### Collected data

-*-*-

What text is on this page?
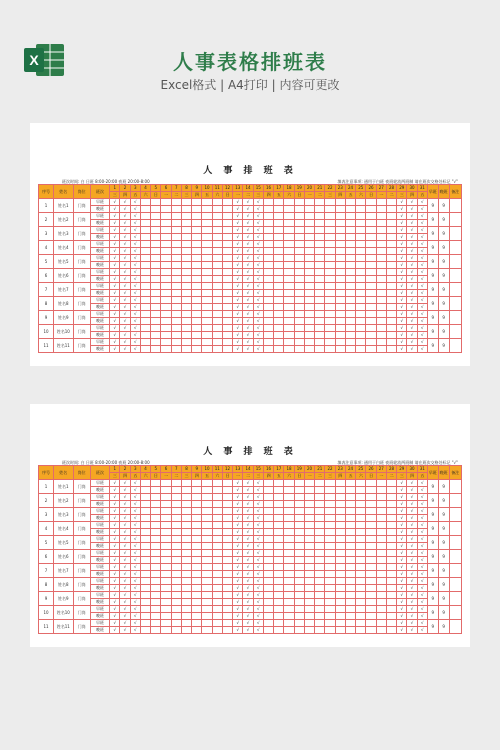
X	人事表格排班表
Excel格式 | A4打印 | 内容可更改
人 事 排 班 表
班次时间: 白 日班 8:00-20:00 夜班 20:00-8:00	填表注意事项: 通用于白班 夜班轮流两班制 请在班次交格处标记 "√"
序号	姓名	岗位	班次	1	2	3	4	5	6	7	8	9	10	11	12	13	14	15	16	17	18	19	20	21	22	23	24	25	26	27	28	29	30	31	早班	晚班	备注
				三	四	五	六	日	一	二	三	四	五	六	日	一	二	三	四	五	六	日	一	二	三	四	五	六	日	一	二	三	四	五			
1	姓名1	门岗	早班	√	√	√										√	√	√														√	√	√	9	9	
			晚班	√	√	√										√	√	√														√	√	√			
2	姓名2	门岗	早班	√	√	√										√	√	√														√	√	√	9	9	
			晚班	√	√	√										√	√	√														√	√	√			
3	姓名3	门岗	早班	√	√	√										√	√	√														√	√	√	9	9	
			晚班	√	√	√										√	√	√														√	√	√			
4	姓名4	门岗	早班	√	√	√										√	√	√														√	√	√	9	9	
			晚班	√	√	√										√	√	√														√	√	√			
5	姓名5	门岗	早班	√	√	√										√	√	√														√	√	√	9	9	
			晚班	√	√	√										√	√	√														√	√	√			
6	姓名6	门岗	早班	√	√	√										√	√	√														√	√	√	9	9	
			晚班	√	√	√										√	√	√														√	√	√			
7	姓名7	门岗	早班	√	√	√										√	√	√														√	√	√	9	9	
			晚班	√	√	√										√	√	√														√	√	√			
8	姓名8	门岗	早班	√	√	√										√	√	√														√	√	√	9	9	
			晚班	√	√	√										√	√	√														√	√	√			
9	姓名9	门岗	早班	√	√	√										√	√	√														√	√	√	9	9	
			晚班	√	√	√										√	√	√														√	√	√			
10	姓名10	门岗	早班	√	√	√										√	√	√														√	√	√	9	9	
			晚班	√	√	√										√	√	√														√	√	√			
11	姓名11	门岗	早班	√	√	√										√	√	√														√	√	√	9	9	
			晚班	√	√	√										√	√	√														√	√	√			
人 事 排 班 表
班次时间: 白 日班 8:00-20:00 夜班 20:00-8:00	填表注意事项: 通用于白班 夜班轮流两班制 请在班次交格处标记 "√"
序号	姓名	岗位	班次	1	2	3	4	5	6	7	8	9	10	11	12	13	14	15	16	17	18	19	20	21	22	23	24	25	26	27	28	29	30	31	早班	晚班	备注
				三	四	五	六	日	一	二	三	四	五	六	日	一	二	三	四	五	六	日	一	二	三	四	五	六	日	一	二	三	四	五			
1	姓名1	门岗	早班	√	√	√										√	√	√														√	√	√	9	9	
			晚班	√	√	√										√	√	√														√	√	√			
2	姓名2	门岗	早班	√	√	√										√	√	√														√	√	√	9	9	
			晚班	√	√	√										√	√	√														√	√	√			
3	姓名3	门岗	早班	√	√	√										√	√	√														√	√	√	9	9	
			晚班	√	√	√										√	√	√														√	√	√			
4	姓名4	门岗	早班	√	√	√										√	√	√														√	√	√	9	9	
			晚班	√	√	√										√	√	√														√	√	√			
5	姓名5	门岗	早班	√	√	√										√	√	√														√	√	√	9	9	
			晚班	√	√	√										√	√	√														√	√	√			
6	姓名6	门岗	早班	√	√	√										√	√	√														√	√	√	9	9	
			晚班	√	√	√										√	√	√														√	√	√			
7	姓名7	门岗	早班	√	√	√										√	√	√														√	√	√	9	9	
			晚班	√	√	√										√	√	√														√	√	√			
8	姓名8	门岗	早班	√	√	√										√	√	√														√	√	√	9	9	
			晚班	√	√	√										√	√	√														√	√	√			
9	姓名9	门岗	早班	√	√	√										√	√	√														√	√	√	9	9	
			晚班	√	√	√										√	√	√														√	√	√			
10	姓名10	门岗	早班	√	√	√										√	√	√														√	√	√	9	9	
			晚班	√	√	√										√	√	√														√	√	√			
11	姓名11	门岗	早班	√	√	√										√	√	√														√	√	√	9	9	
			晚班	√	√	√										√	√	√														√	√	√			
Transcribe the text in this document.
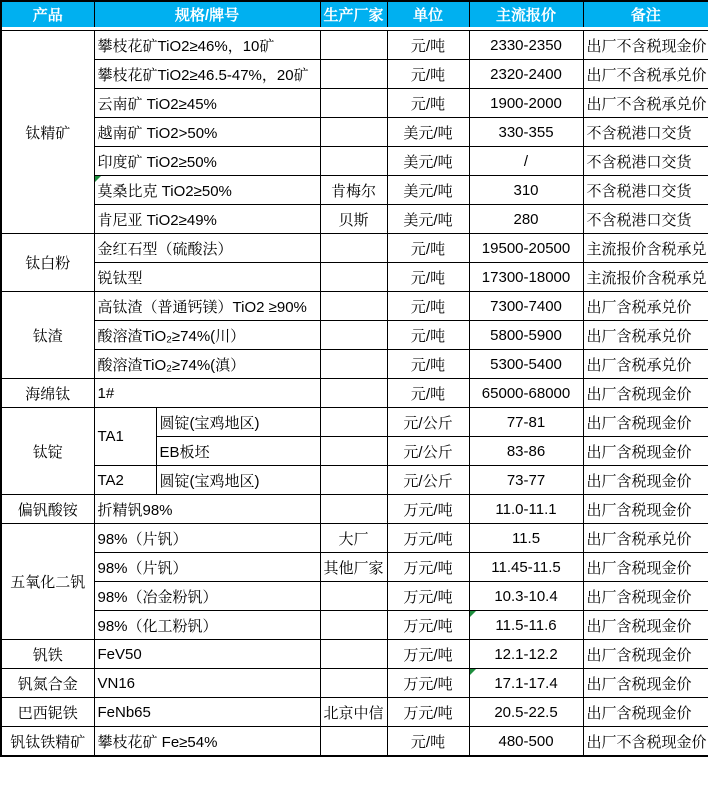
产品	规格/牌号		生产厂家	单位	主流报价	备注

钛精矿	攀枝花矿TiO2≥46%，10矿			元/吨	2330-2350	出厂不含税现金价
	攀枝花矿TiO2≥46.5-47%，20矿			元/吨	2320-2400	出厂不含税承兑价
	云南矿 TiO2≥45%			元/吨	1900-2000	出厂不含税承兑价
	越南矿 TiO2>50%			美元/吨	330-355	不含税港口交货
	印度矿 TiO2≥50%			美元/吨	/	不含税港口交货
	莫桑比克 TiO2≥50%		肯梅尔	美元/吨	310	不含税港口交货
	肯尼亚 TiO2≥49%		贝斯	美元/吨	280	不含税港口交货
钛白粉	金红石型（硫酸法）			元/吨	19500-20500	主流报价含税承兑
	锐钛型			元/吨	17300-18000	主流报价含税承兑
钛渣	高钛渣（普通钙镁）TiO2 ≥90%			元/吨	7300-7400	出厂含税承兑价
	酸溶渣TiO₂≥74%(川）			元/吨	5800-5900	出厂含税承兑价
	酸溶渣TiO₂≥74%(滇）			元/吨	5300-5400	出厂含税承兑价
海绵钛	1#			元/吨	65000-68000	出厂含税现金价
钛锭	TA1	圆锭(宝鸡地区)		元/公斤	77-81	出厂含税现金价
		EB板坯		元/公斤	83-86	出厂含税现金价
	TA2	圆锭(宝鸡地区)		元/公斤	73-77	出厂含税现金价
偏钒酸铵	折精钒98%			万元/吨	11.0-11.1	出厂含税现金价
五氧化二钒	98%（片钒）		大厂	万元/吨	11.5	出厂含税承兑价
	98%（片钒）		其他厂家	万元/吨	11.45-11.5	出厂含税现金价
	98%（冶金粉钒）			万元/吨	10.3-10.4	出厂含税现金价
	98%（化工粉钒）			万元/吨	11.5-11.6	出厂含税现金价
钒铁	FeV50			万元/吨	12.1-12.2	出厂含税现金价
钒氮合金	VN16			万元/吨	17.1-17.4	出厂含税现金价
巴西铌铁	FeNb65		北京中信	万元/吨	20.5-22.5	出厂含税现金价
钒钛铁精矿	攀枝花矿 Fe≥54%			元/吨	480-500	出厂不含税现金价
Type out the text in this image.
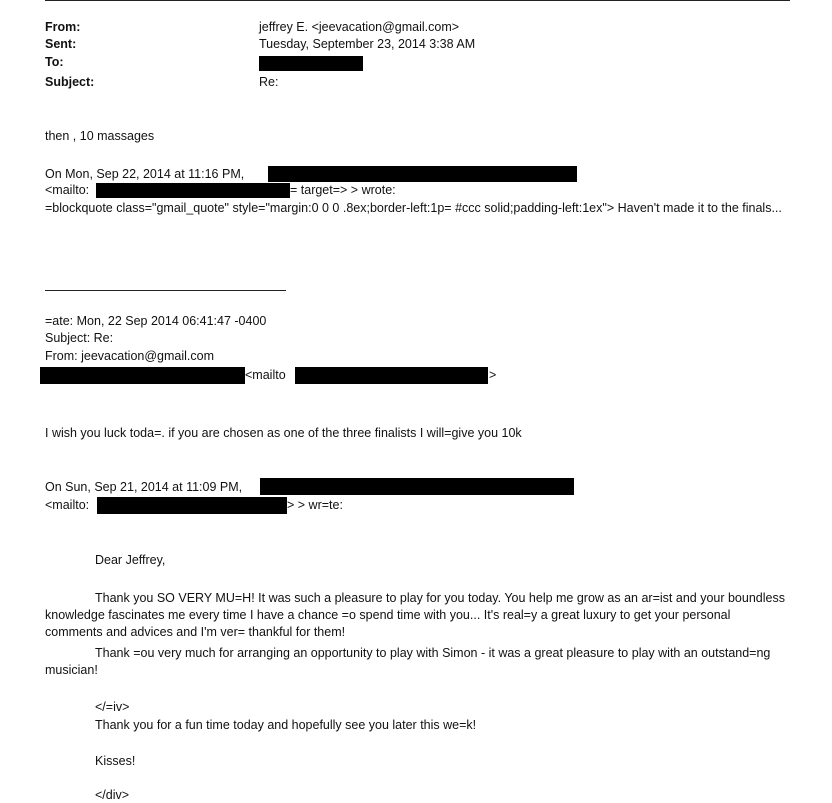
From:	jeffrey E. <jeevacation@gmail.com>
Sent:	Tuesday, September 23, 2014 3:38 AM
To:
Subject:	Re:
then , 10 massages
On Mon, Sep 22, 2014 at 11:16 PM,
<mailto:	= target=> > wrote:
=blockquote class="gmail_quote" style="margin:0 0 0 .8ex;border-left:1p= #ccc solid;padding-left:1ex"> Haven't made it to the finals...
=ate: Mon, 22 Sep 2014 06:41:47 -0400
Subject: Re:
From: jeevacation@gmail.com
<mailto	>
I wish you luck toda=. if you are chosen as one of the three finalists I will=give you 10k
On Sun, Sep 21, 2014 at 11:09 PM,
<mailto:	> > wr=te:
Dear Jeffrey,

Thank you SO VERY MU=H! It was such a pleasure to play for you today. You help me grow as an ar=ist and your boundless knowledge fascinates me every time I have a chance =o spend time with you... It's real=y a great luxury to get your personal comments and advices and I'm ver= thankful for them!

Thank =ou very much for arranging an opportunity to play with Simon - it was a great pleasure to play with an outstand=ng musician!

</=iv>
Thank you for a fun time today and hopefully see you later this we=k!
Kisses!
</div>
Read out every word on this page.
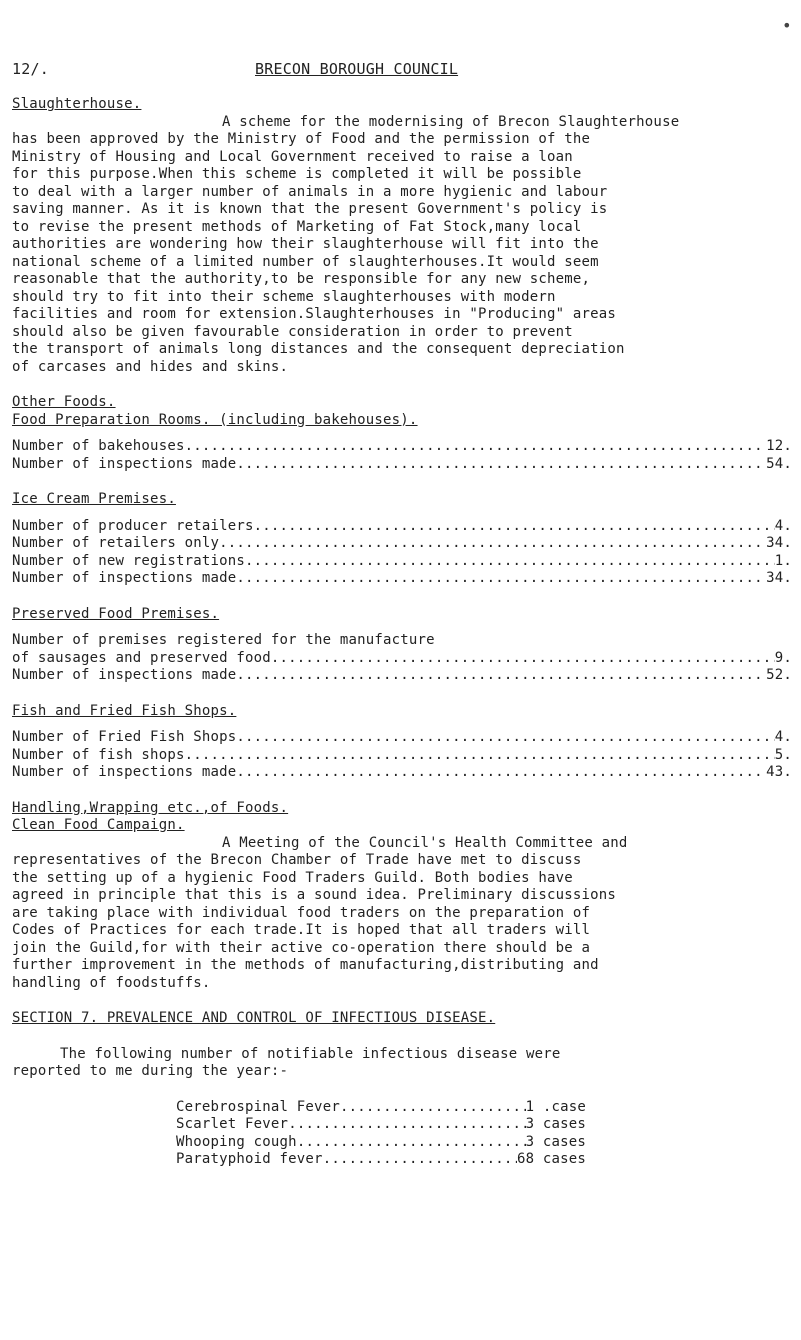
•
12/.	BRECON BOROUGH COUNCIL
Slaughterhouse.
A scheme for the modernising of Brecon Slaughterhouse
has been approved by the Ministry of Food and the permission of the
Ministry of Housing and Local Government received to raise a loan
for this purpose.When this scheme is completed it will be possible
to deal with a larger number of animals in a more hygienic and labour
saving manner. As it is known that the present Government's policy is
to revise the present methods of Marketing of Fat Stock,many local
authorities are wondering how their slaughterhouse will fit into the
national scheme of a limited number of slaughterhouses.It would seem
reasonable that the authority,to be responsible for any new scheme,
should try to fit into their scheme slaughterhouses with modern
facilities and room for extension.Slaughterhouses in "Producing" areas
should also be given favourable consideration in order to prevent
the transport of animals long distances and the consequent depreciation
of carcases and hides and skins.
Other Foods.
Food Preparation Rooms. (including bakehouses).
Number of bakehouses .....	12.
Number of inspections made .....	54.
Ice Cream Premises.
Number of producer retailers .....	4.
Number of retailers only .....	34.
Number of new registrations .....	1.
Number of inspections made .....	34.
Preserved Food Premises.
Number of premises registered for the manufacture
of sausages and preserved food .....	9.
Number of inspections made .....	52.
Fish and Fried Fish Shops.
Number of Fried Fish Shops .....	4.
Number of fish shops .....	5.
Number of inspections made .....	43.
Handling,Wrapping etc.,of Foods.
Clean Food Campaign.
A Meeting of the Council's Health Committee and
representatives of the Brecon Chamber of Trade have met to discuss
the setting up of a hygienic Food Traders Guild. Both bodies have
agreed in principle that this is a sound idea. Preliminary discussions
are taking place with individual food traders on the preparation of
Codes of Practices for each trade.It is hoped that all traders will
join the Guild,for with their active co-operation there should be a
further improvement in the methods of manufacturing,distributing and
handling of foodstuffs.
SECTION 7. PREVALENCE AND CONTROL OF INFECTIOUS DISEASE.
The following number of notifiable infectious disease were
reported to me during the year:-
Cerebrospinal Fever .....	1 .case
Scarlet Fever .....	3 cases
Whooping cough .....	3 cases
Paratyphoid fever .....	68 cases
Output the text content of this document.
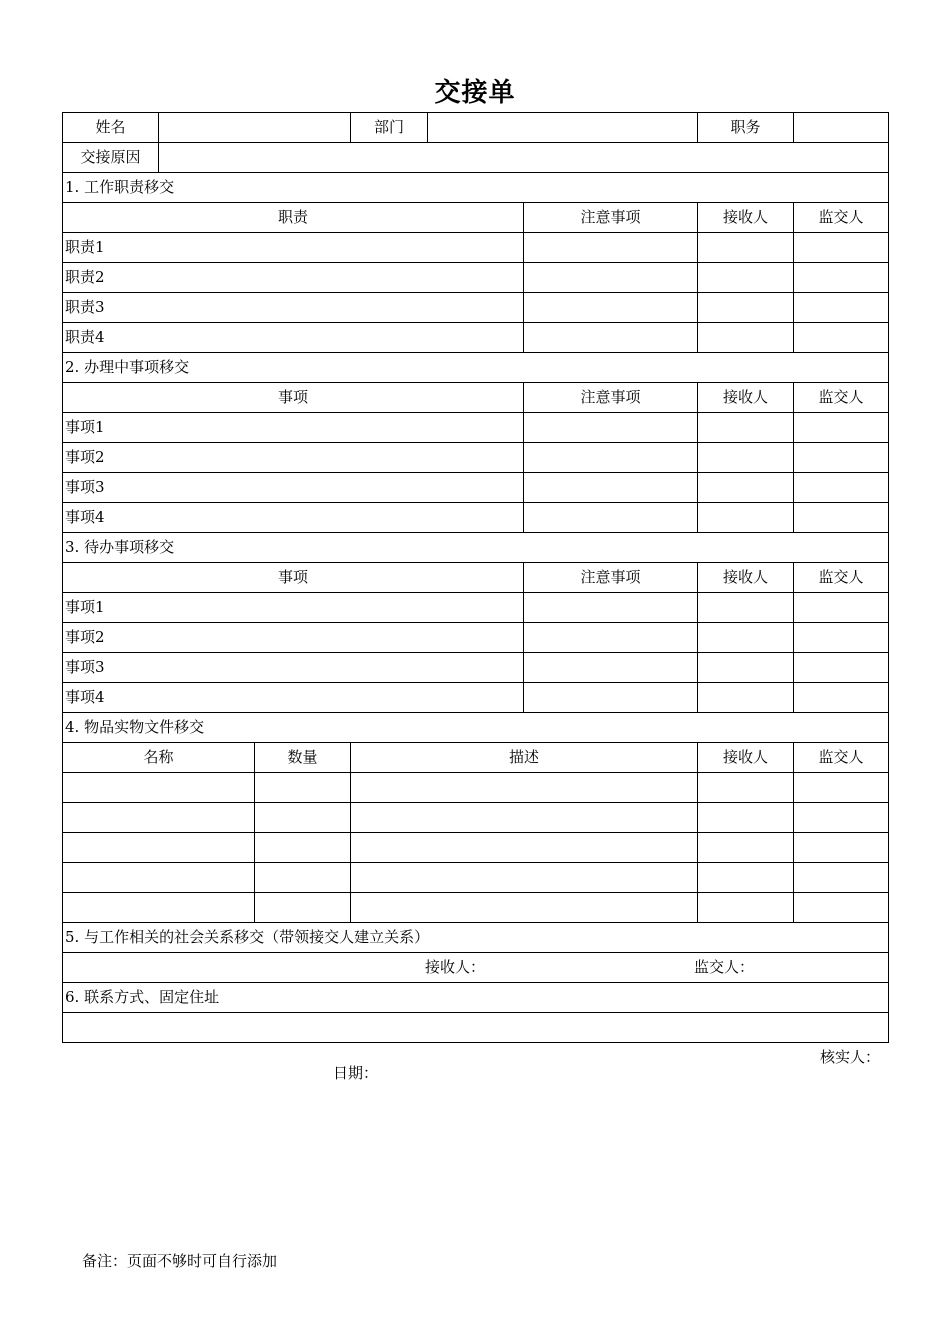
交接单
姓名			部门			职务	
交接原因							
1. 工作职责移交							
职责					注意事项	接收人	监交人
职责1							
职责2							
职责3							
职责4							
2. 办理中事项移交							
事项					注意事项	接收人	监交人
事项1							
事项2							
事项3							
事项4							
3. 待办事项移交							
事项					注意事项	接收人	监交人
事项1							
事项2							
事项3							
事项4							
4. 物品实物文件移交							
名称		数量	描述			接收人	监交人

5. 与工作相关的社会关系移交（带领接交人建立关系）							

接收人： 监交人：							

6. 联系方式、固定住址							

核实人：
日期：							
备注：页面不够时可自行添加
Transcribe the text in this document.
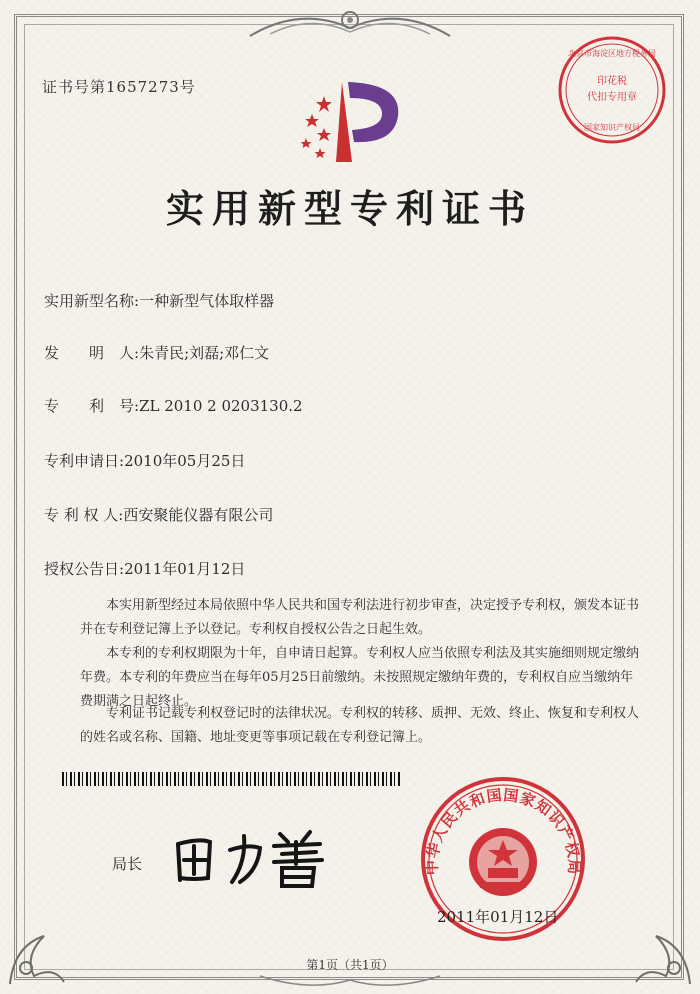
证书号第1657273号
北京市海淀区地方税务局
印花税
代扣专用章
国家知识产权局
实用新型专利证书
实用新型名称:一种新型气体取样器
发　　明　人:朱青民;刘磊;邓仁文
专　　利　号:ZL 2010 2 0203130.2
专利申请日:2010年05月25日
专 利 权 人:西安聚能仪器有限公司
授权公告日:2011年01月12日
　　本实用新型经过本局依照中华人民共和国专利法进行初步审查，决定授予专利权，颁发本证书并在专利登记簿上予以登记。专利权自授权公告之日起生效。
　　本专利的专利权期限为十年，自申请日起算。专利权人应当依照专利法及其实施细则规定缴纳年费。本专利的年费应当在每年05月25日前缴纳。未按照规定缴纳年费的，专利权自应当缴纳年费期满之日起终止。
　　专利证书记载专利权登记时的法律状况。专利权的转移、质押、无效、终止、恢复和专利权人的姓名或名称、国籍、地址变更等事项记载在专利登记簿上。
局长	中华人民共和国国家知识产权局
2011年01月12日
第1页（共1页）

-*-*-

### GOAL
In the copy, leave out all pictures, and retype exactly each line from the one with "Output the text content of this document." through the last line of the entries.

### SOLUTION TO THE PROBLEM
Output the text content of this document.
交接单
姓名			部门			职务	
交接原因							
1. 工作职责移交							
职责					注意事项	接收人	监交人
职责1							
职责2							
职责3							
职责4							
2. 办理中事项移交							
事项					注意事项	接收人	监交人
事项1							
事项2							
事项3							
事项4							
3. 待办事项移交							
事项					注意事项	接收人	监交人
事项1							
事项2							
事项3							
事项4							
4. 物品实物文件移交							
名称		数量	描述			接收人	监交人

5. 与工作相关的社会关系移交（带领接交人建立关系）							

接收人： 监交人：							

6. 联系方式、固定住址							

核实人：
日期：							
备注：页面不够时可自行添加
Transcribe the text in this document.
证书号第1657273号
北京市海淀区地方税务局
印花税
代扣专用章
国家知识产权局
实用新型专利证书
实用新型名称:一种新型气体取样器
发　　明　人:朱青民;刘磊;邓仁文
专　　利　号:ZL 2010 2 0203130.2
专利申请日:2010年05月25日
专 利 权 人:西安聚能仪器有限公司
授权公告日:2011年01月12日
　　本实用新型经过本局依照中华人民共和国专利法进行初步审查，决定授予专利权，颁发本证书并在专利登记簿上予以登记。专利权自授权公告之日起生效。
　　本专利的专利权期限为十年，自申请日起算。专利权人应当依照专利法及其实施细则规定缴纳年费。本专利的年费应当在每年05月25日前缴纳。未按照规定缴纳年费的，专利权自应当缴纳年费期满之日起终止。
　　专利证书记载专利权登记时的法律状况。专利权的转移、质押、无效、终止、恢复和专利权人的姓名或名称、国籍、地址变更等事项记载在专利登记簿上。
局长	中华人民共和国国家知识产权局
2011年01月12日
第1页（共1页）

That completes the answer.